Stored data
## BEGIN

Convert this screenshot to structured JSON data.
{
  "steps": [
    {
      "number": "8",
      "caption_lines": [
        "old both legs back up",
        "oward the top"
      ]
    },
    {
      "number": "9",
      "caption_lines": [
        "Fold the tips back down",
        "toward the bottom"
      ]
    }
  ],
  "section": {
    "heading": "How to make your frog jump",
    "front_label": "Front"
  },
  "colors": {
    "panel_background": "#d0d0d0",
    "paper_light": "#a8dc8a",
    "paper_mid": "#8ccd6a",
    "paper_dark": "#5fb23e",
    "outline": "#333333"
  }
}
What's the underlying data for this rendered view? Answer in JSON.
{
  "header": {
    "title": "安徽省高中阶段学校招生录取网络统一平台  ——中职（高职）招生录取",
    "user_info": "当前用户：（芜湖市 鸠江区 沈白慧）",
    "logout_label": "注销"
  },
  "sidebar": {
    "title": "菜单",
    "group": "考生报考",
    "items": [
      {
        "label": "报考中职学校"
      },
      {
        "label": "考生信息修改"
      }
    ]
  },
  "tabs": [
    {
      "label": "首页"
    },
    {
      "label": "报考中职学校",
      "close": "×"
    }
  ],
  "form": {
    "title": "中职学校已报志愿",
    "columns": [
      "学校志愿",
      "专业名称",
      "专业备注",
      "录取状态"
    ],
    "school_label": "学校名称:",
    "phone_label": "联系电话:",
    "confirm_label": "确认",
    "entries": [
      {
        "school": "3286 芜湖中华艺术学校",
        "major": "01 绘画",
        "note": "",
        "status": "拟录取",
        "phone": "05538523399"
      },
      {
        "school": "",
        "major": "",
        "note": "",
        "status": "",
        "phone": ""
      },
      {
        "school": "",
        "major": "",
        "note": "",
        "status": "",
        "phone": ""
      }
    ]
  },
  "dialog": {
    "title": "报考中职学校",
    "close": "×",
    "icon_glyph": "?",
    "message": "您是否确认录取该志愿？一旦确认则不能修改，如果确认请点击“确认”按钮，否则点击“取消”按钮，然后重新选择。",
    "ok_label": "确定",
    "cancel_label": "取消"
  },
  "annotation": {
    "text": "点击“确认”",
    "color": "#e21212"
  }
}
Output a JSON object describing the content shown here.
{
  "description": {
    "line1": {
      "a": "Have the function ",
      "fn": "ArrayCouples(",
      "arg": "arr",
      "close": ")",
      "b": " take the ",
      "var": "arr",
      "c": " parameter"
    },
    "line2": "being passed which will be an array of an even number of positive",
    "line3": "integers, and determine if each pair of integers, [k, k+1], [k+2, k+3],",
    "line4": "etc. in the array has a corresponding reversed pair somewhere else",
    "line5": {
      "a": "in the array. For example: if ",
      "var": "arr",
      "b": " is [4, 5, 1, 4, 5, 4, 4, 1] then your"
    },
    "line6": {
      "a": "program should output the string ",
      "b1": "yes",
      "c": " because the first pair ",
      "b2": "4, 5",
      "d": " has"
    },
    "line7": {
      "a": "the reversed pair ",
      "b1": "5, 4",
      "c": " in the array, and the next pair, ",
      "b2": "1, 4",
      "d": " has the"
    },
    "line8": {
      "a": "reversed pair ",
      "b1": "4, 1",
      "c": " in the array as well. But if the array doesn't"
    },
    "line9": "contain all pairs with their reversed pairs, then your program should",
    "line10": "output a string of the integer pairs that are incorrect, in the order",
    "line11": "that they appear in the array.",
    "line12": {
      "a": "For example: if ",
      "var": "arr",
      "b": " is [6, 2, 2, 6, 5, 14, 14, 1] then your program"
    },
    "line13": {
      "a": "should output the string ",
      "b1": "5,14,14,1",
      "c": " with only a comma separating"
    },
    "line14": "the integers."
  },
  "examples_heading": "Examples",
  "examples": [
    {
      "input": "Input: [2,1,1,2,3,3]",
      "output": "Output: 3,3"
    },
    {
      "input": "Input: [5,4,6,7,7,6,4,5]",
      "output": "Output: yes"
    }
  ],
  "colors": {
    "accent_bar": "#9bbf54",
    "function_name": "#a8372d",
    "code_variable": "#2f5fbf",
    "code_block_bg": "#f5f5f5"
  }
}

## END

__Aim of the exercise__:
Take the entries above and copy them out exactly.

__Correct answer__:
Convert this screenshot to structured JSON data.
{
  "steps": [
    {
      "number": "8",
      "caption_lines": [
        "old both legs back up",
        "oward the top"
      ]
    },
    {
      "number": "9",
      "caption_lines": [
        "Fold the tips back down",
        "toward the bottom"
      ]
    }
  ],
  "section": {
    "heading": "How to make your frog jump",
    "front_label": "Front"
  },
  "colors": {
    "panel_background": "#d0d0d0",
    "paper_light": "#a8dc8a",
    "paper_mid": "#8ccd6a",
    "paper_dark": "#5fb23e",
    "outline": "#333333"
  }
}
What's the underlying data for this rendered view? Answer in JSON.
{
  "header": {
    "title": "安徽省高中阶段学校招生录取网络统一平台  ——中职（高职）招生录取",
    "user_info": "当前用户：（芜湖市 鸠江区 沈白慧）",
    "logout_label": "注销"
  },
  "sidebar": {
    "title": "菜单",
    "group": "考生报考",
    "items": [
      {
        "label": "报考中职学校"
      },
      {
        "label": "考生信息修改"
      }
    ]
  },
  "tabs": [
    {
      "label": "首页"
    },
    {
      "label": "报考中职学校",
      "close": "×"
    }
  ],
  "form": {
    "title": "中职学校已报志愿",
    "columns": [
      "学校志愿",
      "专业名称",
      "专业备注",
      "录取状态"
    ],
    "school_label": "学校名称:",
    "phone_label": "联系电话:",
    "confirm_label": "确认",
    "entries": [
      {
        "school": "3286 芜湖中华艺术学校",
        "major": "01 绘画",
        "note": "",
        "status": "拟录取",
        "phone": "05538523399"
      },
      {
        "school": "",
        "major": "",
        "note": "",
        "status": "",
        "phone": ""
      },
      {
        "school": "",
        "major": "",
        "note": "",
        "status": "",
        "phone": ""
      }
    ]
  },
  "dialog": {
    "title": "报考中职学校",
    "close": "×",
    "icon_glyph": "?",
    "message": "您是否确认录取该志愿？一旦确认则不能修改，如果确认请点击“确认”按钮，否则点击“取消”按钮，然后重新选择。",
    "ok_label": "确定",
    "cancel_label": "取消"
  },
  "annotation": {
    "text": "点击“确认”",
    "color": "#e21212"
  }
}
Output a JSON object describing the content shown here.
{
  "description": {
    "line1": {
      "a": "Have the function ",
      "fn": "ArrayCouples(",
      "arg": "arr",
      "close": ")",
      "b": " take the ",
      "var": "arr",
      "c": " parameter"
    },
    "line2": "being passed which will be an array of an even number of positive",
    "line3": "integers, and determine if each pair of integers, [k, k+1], [k+2, k+3],",
    "line4": "etc. in the array has a corresponding reversed pair somewhere else",
    "line5": {
      "a": "in the array. For example: if ",
      "var": "arr",
      "b": " is [4, 5, 1, 4, 5, 4, 4, 1] then your"
    },
    "line6": {
      "a": "program should output the string ",
      "b1": "yes",
      "c": " because the first pair ",
      "b2": "4, 5",
      "d": " has"
    },
    "line7": {
      "a": "the reversed pair ",
      "b1": "5, 4",
      "c": " in the array, and the next pair, ",
      "b2": "1, 4",
      "d": " has the"
    },
    "line8": {
      "a": "reversed pair ",
      "b1": "4, 1",
      "c": " in the array as well. But if the array doesn't"
    },
    "line9": "contain all pairs with their reversed pairs, then your program should",
    "line10": "output a string of the integer pairs that are incorrect, in the order",
    "line11": "that they appear in the array.",
    "line12": {
      "a": "For example: if ",
      "var": "arr",
      "b": " is [6, 2, 2, 6, 5, 14, 14, 1] then your program"
    },
    "line13": {
      "a": "should output the string ",
      "b1": "5,14,14,1",
      "c": " with only a comma separating"
    },
    "line14": "the integers."
  },
  "examples_heading": "Examples",
  "examples": [
    {
      "input": "Input: [2,1,1,2,3,3]",
      "output": "Output: 3,3"
    },
    {
      "input": "Input: [5,4,6,7,7,6,4,5]",
      "output": "Output: yes"
    }
  ],
  "colors": {
    "accent_bar": "#9bbf54",
    "function_name": "#a8372d",
    "code_variable": "#2f5fbf",
    "code_block_bg": "#f5f5f5"
  }
}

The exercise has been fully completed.